>> begin

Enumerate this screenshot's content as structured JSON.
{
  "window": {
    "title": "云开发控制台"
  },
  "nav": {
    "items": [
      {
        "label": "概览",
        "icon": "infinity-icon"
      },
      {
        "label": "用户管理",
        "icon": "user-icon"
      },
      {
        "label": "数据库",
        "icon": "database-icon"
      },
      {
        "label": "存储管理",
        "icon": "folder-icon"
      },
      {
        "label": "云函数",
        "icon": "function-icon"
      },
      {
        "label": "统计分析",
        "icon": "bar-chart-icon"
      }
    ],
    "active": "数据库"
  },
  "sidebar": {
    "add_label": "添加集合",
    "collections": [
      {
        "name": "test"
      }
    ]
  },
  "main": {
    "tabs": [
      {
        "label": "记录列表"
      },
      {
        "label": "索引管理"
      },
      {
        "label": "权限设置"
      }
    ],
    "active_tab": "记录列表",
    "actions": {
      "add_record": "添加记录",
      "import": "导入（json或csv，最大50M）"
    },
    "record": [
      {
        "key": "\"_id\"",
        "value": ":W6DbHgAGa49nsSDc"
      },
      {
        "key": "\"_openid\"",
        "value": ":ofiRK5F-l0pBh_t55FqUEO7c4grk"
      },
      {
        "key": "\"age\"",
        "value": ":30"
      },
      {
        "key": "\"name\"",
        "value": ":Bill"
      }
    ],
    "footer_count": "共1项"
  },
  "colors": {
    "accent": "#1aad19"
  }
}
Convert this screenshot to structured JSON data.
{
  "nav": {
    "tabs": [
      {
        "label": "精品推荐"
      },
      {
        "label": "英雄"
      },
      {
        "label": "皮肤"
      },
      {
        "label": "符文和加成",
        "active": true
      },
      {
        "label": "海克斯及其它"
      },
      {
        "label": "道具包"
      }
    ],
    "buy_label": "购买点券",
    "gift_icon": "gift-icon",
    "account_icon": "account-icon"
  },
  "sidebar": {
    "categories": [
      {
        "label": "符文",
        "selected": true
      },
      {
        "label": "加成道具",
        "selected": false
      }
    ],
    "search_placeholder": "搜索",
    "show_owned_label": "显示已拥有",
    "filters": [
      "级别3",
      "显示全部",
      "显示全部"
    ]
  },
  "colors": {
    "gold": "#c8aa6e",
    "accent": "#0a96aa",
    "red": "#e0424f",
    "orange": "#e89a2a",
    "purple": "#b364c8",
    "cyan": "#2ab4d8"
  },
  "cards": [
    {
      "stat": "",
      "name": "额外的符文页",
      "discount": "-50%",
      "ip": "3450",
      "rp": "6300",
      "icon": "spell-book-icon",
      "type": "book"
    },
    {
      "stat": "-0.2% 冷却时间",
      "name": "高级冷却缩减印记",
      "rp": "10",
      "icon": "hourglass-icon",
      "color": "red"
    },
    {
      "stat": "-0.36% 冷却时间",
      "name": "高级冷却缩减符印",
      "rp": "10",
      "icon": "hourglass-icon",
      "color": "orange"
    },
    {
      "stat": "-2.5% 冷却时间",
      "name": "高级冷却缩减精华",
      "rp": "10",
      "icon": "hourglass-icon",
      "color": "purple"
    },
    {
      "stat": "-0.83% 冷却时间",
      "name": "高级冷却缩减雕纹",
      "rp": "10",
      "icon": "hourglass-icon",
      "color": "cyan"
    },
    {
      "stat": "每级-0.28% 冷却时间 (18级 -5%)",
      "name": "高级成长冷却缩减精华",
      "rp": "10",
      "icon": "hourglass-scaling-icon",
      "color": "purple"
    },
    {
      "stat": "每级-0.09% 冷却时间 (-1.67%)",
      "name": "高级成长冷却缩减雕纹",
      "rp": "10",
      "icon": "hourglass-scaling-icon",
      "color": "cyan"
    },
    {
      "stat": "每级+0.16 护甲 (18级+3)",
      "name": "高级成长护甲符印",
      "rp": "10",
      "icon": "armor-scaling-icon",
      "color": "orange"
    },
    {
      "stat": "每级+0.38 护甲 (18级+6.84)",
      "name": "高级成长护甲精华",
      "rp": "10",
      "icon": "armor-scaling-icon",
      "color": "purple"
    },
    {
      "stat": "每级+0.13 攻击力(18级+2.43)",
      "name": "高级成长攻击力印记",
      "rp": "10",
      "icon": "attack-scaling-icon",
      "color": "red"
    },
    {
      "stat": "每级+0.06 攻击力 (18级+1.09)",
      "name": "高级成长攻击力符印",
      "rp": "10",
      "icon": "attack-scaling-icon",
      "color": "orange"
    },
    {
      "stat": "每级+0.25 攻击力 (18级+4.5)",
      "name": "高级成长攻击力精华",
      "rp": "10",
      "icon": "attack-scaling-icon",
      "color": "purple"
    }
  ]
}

>> end

Problem requirements: Nothing in the listing may be changed; retype it all exactly.

Output below:
Enumerate this screenshot's content as structured JSON.
{
  "window": {
    "title": "云开发控制台"
  },
  "nav": {
    "items": [
      {
        "label": "概览",
        "icon": "infinity-icon"
      },
      {
        "label": "用户管理",
        "icon": "user-icon"
      },
      {
        "label": "数据库",
        "icon": "database-icon"
      },
      {
        "label": "存储管理",
        "icon": "folder-icon"
      },
      {
        "label": "云函数",
        "icon": "function-icon"
      },
      {
        "label": "统计分析",
        "icon": "bar-chart-icon"
      }
    ],
    "active": "数据库"
  },
  "sidebar": {
    "add_label": "添加集合",
    "collections": [
      {
        "name": "test"
      }
    ]
  },
  "main": {
    "tabs": [
      {
        "label": "记录列表"
      },
      {
        "label": "索引管理"
      },
      {
        "label": "权限设置"
      }
    ],
    "active_tab": "记录列表",
    "actions": {
      "add_record": "添加记录",
      "import": "导入（json或csv，最大50M）"
    },
    "record": [
      {
        "key": "\"_id\"",
        "value": ":W6DbHgAGa49nsSDc"
      },
      {
        "key": "\"_openid\"",
        "value": ":ofiRK5F-l0pBh_t55FqUEO7c4grk"
      },
      {
        "key": "\"age\"",
        "value": ":30"
      },
      {
        "key": "\"name\"",
        "value": ":Bill"
      }
    ],
    "footer_count": "共1项"
  },
  "colors": {
    "accent": "#1aad19"
  }
}
Convert this screenshot to structured JSON data.
{
  "nav": {
    "tabs": [
      {
        "label": "精品推荐"
      },
      {
        "label": "英雄"
      },
      {
        "label": "皮肤"
      },
      {
        "label": "符文和加成",
        "active": true
      },
      {
        "label": "海克斯及其它"
      },
      {
        "label": "道具包"
      }
    ],
    "buy_label": "购买点券",
    "gift_icon": "gift-icon",
    "account_icon": "account-icon"
  },
  "sidebar": {
    "categories": [
      {
        "label": "符文",
        "selected": true
      },
      {
        "label": "加成道具",
        "selected": false
      }
    ],
    "search_placeholder": "搜索",
    "show_owned_label": "显示已拥有",
    "filters": [
      "级别3",
      "显示全部",
      "显示全部"
    ]
  },
  "colors": {
    "gold": "#c8aa6e",
    "accent": "#0a96aa",
    "red": "#e0424f",
    "orange": "#e89a2a",
    "purple": "#b364c8",
    "cyan": "#2ab4d8"
  },
  "cards": [
    {
      "stat": "",
      "name": "额外的符文页",
      "discount": "-50%",
      "ip": "3450",
      "rp": "6300",
      "icon": "spell-book-icon",
      "type": "book"
    },
    {
      "stat": "-0.2% 冷却时间",
      "name": "高级冷却缩减印记",
      "rp": "10",
      "icon": "hourglass-icon",
      "color": "red"
    },
    {
      "stat": "-0.36% 冷却时间",
      "name": "高级冷却缩减符印",
      "rp": "10",
      "icon": "hourglass-icon",
      "color": "orange"
    },
    {
      "stat": "-2.5% 冷却时间",
      "name": "高级冷却缩减精华",
      "rp": "10",
      "icon": "hourglass-icon",
      "color": "purple"
    },
    {
      "stat": "-0.83% 冷却时间",
      "name": "高级冷却缩减雕纹",
      "rp": "10",
      "icon": "hourglass-icon",
      "color": "cyan"
    },
    {
      "stat": "每级-0.28% 冷却时间 (18级 -5%)",
      "name": "高级成长冷却缩减精华",
      "rp": "10",
      "icon": "hourglass-scaling-icon",
      "color": "purple"
    },
    {
      "stat": "每级-0.09% 冷却时间 (-1.67%)",
      "name": "高级成长冷却缩减雕纹",
      "rp": "10",
      "icon": "hourglass-scaling-icon",
      "color": "cyan"
    },
    {
      "stat": "每级+0.16 护甲 (18级+3)",
      "name": "高级成长护甲符印",
      "rp": "10",
      "icon": "armor-scaling-icon",
      "color": "orange"
    },
    {
      "stat": "每级+0.38 护甲 (18级+6.84)",
      "name": "高级成长护甲精华",
      "rp": "10",
      "icon": "armor-scaling-icon",
      "color": "purple"
    },
    {
      "stat": "每级+0.13 攻击力(18级+2.43)",
      "name": "高级成长攻击力印记",
      "rp": "10",
      "icon": "attack-scaling-icon",
      "color": "red"
    },
    {
      "stat": "每级+0.06 攻击力 (18级+1.09)",
      "name": "高级成长攻击力符印",
      "rp": "10",
      "icon": "attack-scaling-icon",
      "color": "orange"
    },
    {
      "stat": "每级+0.25 攻击力 (18级+4.5)",
      "name": "高级成长攻击力精华",
      "rp": "10",
      "icon": "attack-scaling-icon",
      "color": "purple"
    }
  ]
}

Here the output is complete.